**Written request**: Look through the material below. Copy every line with the string "bottom" in it.

--- Start of Information supplied ---

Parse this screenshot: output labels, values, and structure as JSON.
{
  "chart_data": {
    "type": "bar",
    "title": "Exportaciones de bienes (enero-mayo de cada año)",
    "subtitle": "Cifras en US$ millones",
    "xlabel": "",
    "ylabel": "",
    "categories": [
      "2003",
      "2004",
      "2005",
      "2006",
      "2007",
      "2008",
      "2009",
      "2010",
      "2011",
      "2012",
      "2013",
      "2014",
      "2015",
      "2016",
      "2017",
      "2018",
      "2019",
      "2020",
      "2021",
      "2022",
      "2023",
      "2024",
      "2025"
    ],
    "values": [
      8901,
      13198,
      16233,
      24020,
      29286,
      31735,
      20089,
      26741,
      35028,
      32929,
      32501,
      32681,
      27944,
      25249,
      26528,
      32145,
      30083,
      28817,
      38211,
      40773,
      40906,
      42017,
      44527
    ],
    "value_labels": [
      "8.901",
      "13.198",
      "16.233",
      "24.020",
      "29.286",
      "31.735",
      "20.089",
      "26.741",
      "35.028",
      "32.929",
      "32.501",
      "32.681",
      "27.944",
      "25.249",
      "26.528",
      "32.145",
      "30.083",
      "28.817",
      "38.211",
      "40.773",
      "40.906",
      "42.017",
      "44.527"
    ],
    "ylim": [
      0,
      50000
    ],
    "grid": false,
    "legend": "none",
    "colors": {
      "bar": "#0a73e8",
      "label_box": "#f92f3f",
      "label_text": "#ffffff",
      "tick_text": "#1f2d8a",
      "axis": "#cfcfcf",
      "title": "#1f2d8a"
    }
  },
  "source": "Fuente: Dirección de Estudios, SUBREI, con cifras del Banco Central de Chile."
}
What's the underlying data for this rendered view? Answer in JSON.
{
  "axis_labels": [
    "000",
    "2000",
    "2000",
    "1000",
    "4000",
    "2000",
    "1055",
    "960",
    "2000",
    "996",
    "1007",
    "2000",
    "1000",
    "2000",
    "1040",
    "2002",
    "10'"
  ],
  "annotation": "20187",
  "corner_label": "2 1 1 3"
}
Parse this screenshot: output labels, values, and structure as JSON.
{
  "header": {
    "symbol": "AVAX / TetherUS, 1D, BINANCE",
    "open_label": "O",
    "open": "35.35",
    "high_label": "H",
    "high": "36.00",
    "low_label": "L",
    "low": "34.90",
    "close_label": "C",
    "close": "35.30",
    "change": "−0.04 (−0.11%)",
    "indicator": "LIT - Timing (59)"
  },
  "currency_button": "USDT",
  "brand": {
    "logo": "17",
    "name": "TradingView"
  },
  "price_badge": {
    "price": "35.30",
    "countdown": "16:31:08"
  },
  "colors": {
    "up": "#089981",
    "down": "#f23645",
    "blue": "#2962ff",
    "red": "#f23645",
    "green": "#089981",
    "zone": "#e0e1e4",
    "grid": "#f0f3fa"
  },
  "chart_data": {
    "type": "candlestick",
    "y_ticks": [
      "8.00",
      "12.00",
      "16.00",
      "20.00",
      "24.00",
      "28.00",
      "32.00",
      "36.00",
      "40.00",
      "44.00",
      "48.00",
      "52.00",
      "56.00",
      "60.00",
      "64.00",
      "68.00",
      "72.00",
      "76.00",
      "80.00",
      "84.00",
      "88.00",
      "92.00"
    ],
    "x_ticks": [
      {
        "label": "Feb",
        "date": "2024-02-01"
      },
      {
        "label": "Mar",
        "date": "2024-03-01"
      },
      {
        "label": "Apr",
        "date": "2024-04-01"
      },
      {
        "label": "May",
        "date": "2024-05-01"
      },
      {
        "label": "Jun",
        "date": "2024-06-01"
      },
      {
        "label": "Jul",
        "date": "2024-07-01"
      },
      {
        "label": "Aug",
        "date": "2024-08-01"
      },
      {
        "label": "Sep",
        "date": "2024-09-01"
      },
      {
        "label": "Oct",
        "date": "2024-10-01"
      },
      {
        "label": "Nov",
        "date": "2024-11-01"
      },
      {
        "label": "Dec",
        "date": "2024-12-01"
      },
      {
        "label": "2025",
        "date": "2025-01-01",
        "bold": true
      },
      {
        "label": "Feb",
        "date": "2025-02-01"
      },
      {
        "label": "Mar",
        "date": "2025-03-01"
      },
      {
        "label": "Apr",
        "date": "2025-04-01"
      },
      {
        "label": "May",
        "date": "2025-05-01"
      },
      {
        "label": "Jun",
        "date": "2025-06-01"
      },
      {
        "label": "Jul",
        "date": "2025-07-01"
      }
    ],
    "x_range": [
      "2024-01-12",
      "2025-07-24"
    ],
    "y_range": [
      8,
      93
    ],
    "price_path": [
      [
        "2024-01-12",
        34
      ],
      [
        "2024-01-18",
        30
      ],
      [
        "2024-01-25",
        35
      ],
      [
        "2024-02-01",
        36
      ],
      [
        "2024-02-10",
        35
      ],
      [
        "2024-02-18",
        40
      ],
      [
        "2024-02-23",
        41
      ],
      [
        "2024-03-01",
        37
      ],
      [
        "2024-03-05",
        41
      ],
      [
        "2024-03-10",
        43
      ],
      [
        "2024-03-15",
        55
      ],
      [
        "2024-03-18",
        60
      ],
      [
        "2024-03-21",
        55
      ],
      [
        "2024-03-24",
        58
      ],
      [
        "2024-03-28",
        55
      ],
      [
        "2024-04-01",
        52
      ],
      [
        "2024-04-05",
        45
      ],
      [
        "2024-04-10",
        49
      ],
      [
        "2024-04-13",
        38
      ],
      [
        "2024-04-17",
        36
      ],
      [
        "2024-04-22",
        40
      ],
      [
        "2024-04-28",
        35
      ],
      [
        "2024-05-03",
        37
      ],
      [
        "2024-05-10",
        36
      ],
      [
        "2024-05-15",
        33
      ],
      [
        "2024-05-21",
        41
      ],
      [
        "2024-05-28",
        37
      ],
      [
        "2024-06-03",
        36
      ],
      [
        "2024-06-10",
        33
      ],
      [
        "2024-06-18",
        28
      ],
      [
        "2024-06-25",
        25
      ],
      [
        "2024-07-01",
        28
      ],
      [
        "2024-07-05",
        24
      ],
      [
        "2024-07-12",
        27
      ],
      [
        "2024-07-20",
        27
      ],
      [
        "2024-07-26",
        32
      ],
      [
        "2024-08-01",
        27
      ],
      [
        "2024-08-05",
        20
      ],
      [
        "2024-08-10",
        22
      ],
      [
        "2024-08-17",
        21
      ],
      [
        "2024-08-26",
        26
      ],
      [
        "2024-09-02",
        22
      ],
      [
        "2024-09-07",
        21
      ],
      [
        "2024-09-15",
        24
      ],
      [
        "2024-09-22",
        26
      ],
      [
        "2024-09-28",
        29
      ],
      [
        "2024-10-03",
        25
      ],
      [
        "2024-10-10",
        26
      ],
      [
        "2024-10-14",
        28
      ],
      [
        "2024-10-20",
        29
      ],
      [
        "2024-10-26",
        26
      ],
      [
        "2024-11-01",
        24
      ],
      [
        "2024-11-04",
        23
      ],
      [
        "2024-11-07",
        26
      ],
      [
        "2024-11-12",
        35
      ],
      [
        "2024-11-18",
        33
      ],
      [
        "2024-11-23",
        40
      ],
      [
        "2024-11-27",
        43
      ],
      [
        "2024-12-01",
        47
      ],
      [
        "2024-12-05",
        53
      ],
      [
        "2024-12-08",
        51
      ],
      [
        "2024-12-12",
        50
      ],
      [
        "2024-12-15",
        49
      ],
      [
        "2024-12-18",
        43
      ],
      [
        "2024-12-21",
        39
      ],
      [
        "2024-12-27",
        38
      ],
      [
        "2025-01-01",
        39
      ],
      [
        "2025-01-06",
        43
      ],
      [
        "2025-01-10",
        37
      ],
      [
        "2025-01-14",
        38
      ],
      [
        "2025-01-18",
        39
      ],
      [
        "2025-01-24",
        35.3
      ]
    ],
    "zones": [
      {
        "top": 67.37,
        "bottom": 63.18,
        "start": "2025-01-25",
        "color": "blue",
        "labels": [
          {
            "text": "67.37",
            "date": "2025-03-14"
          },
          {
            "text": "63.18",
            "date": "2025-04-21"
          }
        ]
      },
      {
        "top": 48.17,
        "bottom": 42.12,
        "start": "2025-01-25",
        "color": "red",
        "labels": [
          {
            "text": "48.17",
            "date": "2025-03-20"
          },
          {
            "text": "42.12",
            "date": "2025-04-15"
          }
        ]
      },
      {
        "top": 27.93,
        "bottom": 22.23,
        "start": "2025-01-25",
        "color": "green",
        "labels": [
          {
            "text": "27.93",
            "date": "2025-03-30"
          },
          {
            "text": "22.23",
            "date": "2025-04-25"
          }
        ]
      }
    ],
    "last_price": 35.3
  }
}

--- End of Information supplied ---

**Solution for this exercise**:
        "bottom": 63.18,
        "bottom": 42.12,
        "bottom": 22.23,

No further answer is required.